- Directive: Reproduce the records below in full and word for word, excluding pictures.

☆ ☆ ☆ ☆

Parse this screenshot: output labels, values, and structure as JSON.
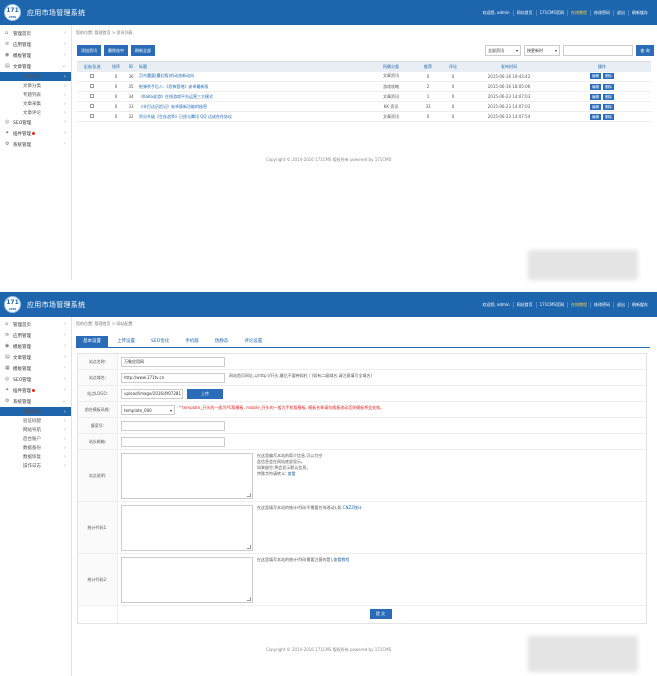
{
  "app_title": "应用市场管理系统",
  "logo_text": "171",
  "logo_sub": "CMS",
  "topnav": [
    "欢迎您, admin",
    "网站首页",
    "171CMS官网",
    "在线教程",
    "修改密码",
    "退出",
    "刷新缓存"
  ],
  "sidebar1": [
    {
      "label": "管理首页",
      "icon": "home-icon"
    },
    {
      "label": "应用管理",
      "icon": "list-icon"
    },
    {
      "label": "模板管理",
      "icon": "palette-icon"
    },
    {
      "label": "文章管理",
      "icon": "document-icon"
    }
  ],
  "sidebar1_sub": [
    "文章列表",
    "文章分类",
    "专题列表",
    "文章采集",
    "文章评论"
  ],
  "sidebar1_rest": [
    {
      "label": "SEO管理",
      "icon": "seo-icon"
    },
    {
      "label": "插件管理",
      "icon": "puzzle-icon"
    },
    {
      "label": "系统管理",
      "icon": "gear-icon"
    }
  ],
  "list_crumb": "您的位置: 管理首页 > 资讯列表",
  "list_buttons": [
    "添加资讯",
    "删除选中",
    "刷新全部"
  ],
  "search": {
    "category": "全部资讯",
    "sort": "按更新时",
    "button": "查 询"
  },
  "list_table": {
    "headers": [
      "全选/反选",
      "排序",
      "ID",
      "标题",
      "所属分类",
      "推荐",
      "评论",
      "发布时间",
      "操作"
    ],
    "rows": [
      {
        "order": "0",
        "id": "36",
        "title": "沉鸟魔蛋(魔幻版)的动态新动向",
        "cat": "文章资讯",
        "rec": "0",
        "cmt": "0",
        "time": "2015-06-16 19:43:42"
      },
      {
        "order": "0",
        "id": "35",
        "title": "枪弹杀手后人:《恐怖营地》安卓最新版",
        "cat": "游戏攻略",
        "rec": "2",
        "cmt": "0",
        "time": "2015-06-16 18:05:06"
      },
      {
        "order": "0",
        "id": "34",
        "title": "《KaKa说游》在线游戏平台运营三大模式",
        "cat": "文章资讯",
        "rec": "1",
        "cmt": "0",
        "time": "2015-06-23 14:07:03"
      },
      {
        "order": "0",
        "id": "33",
        "title": "《辛巴达历险记》安卓版新功能的秘密",
        "cat": "KK 资讯",
        "rec": "33",
        "cmt": "0",
        "time": "2015-06-23 14:07:03"
      },
      {
        "order": "0",
        "id": "32",
        "title": "积分升级《生存战争》已经与腾讯 QQ 达成合作协议",
        "cat": "文章资讯",
        "rec": "0",
        "cmt": "0",
        "time": "2015-06-23 14:07:54"
      }
    ],
    "edit_label": "编辑",
    "del_label": "删除"
  },
  "copyright": "Copyright © 2014-2016 171CMS 版权所有 powered by 171CMS",
  "copyright_link": "171CMS",
  "sidebar2": [
    {
      "label": "管理首页",
      "icon": "home-icon"
    },
    {
      "label": "应用管理",
      "icon": "list-icon"
    },
    {
      "label": "模板管理",
      "icon": "palette-icon"
    },
    {
      "label": "文章管理",
      "icon": "document-icon"
    },
    {
      "label": "模板管理",
      "icon": "template-icon"
    },
    {
      "label": "SEO管理",
      "icon": "seo-icon"
    },
    {
      "label": "插件管理",
      "icon": "puzzle-icon"
    },
    {
      "label": "系统管理",
      "icon": "gear-icon"
    }
  ],
  "sidebar2_sub": [
    "网站配置",
    "验证码配",
    "网站导航",
    "后台账户",
    "数据备份",
    "数据恢复",
    "操作日志"
  ],
  "settings_crumb": "您的位置: 管理首页 > 网站配置",
  "tabs": [
    "基本设置",
    "上传设置",
    "SEO优化",
    "手机版",
    "伪静态",
    "评论设置"
  ],
  "form": {
    "site_name_label": "站点名称:",
    "site_name": "万象应用网",
    "site_url_label": "站点域名:",
    "site_url": "http://www.171tv.cn",
    "site_url_hint": "网站首页网址,以http://开头,最后不要带斜杠 / (如有二级域名,请注意填写全域名)",
    "logo_label": "站点LOGO:",
    "logo_path": "upload/image/2016/4f07281",
    "upload_btn": "上传",
    "template_label": "前台模板风格:",
    "template_value": "template_000",
    "template_hint": "* template_开头的一般为PC版模板, mobile_开头的一般为手机版模板, 模板名称请勿随意改动否则模板将会失效。",
    "icp_label": "备案号:",
    "email_label": "站长邮箱:",
    "stats_label": "站点说明:",
    "stats_hint": [
      "在这里编写本站的简介信息,可以为空",
      "此信息会在网站底部显示。",
      "如果留空,将会显示默认信息。",
      "特殊字符请转义: "
    ],
    "stats_link": "查看",
    "code1_label": "统计代码1:",
    "code1_hint": "在这里填写本站的统计代码(不需要任何改动),如 ",
    "code1_link": "CNZZ统计",
    "code2_label": "统计代码2:",
    "code2_hint": "在这里填写本站的统计代码(需要注意的是),",
    "code2_link": "查看教程",
    "submit": "提 交"
  }
}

☆ ☆ ☆ ☆

- Complete output:
Parse this screenshot: output labels, values, and structure as JSON.
{
  "app_title": "应用市场管理系统",
  "logo_text": "171",
  "logo_sub": "CMS",
  "topnav": [
    "欢迎您, admin",
    "网站首页",
    "171CMS官网",
    "在线教程",
    "修改密码",
    "退出",
    "刷新缓存"
  ],
  "sidebar1": [
    {
      "label": "管理首页",
      "icon": "home-icon"
    },
    {
      "label": "应用管理",
      "icon": "list-icon"
    },
    {
      "label": "模板管理",
      "icon": "palette-icon"
    },
    {
      "label": "文章管理",
      "icon": "document-icon"
    }
  ],
  "sidebar1_sub": [
    "文章列表",
    "文章分类",
    "专题列表",
    "文章采集",
    "文章评论"
  ],
  "sidebar1_rest": [
    {
      "label": "SEO管理",
      "icon": "seo-icon"
    },
    {
      "label": "插件管理",
      "icon": "puzzle-icon"
    },
    {
      "label": "系统管理",
      "icon": "gear-icon"
    }
  ],
  "list_crumb": "您的位置: 管理首页 > 资讯列表",
  "list_buttons": [
    "添加资讯",
    "删除选中",
    "刷新全部"
  ],
  "search": {
    "category": "全部资讯",
    "sort": "按更新时",
    "button": "查 询"
  },
  "list_table": {
    "headers": [
      "全选/反选",
      "排序",
      "ID",
      "标题",
      "所属分类",
      "推荐",
      "评论",
      "发布时间",
      "操作"
    ],
    "rows": [
      {
        "order": "0",
        "id": "36",
        "title": "沉鸟魔蛋(魔幻版)的动态新动向",
        "cat": "文章资讯",
        "rec": "0",
        "cmt": "0",
        "time": "2015-06-16 19:43:42"
      },
      {
        "order": "0",
        "id": "35",
        "title": "枪弹杀手后人:《恐怖营地》安卓最新版",
        "cat": "游戏攻略",
        "rec": "2",
        "cmt": "0",
        "time": "2015-06-16 18:05:06"
      },
      {
        "order": "0",
        "id": "34",
        "title": "《KaKa说游》在线游戏平台运营三大模式",
        "cat": "文章资讯",
        "rec": "1",
        "cmt": "0",
        "time": "2015-06-23 14:07:03"
      },
      {
        "order": "0",
        "id": "33",
        "title": "《辛巴达历险记》安卓版新功能的秘密",
        "cat": "KK 资讯",
        "rec": "33",
        "cmt": "0",
        "time": "2015-06-23 14:07:03"
      },
      {
        "order": "0",
        "id": "32",
        "title": "积分升级《生存战争》已经与腾讯 QQ 达成合作协议",
        "cat": "文章资讯",
        "rec": "0",
        "cmt": "0",
        "time": "2015-06-23 14:07:54"
      }
    ],
    "edit_label": "编辑",
    "del_label": "删除"
  },
  "copyright": "Copyright © 2014-2016 171CMS 版权所有 powered by 171CMS",
  "copyright_link": "171CMS",
  "sidebar2": [
    {
      "label": "管理首页",
      "icon": "home-icon"
    },
    {
      "label": "应用管理",
      "icon": "list-icon"
    },
    {
      "label": "模板管理",
      "icon": "palette-icon"
    },
    {
      "label": "文章管理",
      "icon": "document-icon"
    },
    {
      "label": "模板管理",
      "icon": "template-icon"
    },
    {
      "label": "SEO管理",
      "icon": "seo-icon"
    },
    {
      "label": "插件管理",
      "icon": "puzzle-icon"
    },
    {
      "label": "系统管理",
      "icon": "gear-icon"
    }
  ],
  "sidebar2_sub": [
    "网站配置",
    "验证码配",
    "网站导航",
    "后台账户",
    "数据备份",
    "数据恢复",
    "操作日志"
  ],
  "settings_crumb": "您的位置: 管理首页 > 网站配置",
  "tabs": [
    "基本设置",
    "上传设置",
    "SEO优化",
    "手机版",
    "伪静态",
    "评论设置"
  ],
  "form": {
    "site_name_label": "站点名称:",
    "site_name": "万象应用网",
    "site_url_label": "站点域名:",
    "site_url": "http://www.171tv.cn",
    "site_url_hint": "网站首页网址,以http://开头,最后不要带斜杠 / (如有二级域名,请注意填写全域名)",
    "logo_label": "站点LOGO:",
    "logo_path": "upload/image/2016/4f07281",
    "upload_btn": "上传",
    "template_label": "前台模板风格:",
    "template_value": "template_000",
    "template_hint": "* template_开头的一般为PC版模板, mobile_开头的一般为手机版模板, 模板名称请勿随意改动否则模板将会失效。",
    "icp_label": "备案号:",
    "email_label": "站长邮箱:",
    "stats_label": "站点说明:",
    "stats_hint": [
      "在这里编写本站的简介信息,可以为空",
      "此信息会在网站底部显示。",
      "如果留空,将会显示默认信息。",
      "特殊字符请转义: "
    ],
    "stats_link": "查看",
    "code1_label": "统计代码1:",
    "code1_hint": "在这里填写本站的统计代码(不需要任何改动),如 ",
    "code1_link": "CNZZ统计",
    "code2_label": "统计代码2:",
    "code2_hint": "在这里填写本站的统计代码(需要注意的是),",
    "code2_link": "查看教程",
    "submit": "提 交"
  }
}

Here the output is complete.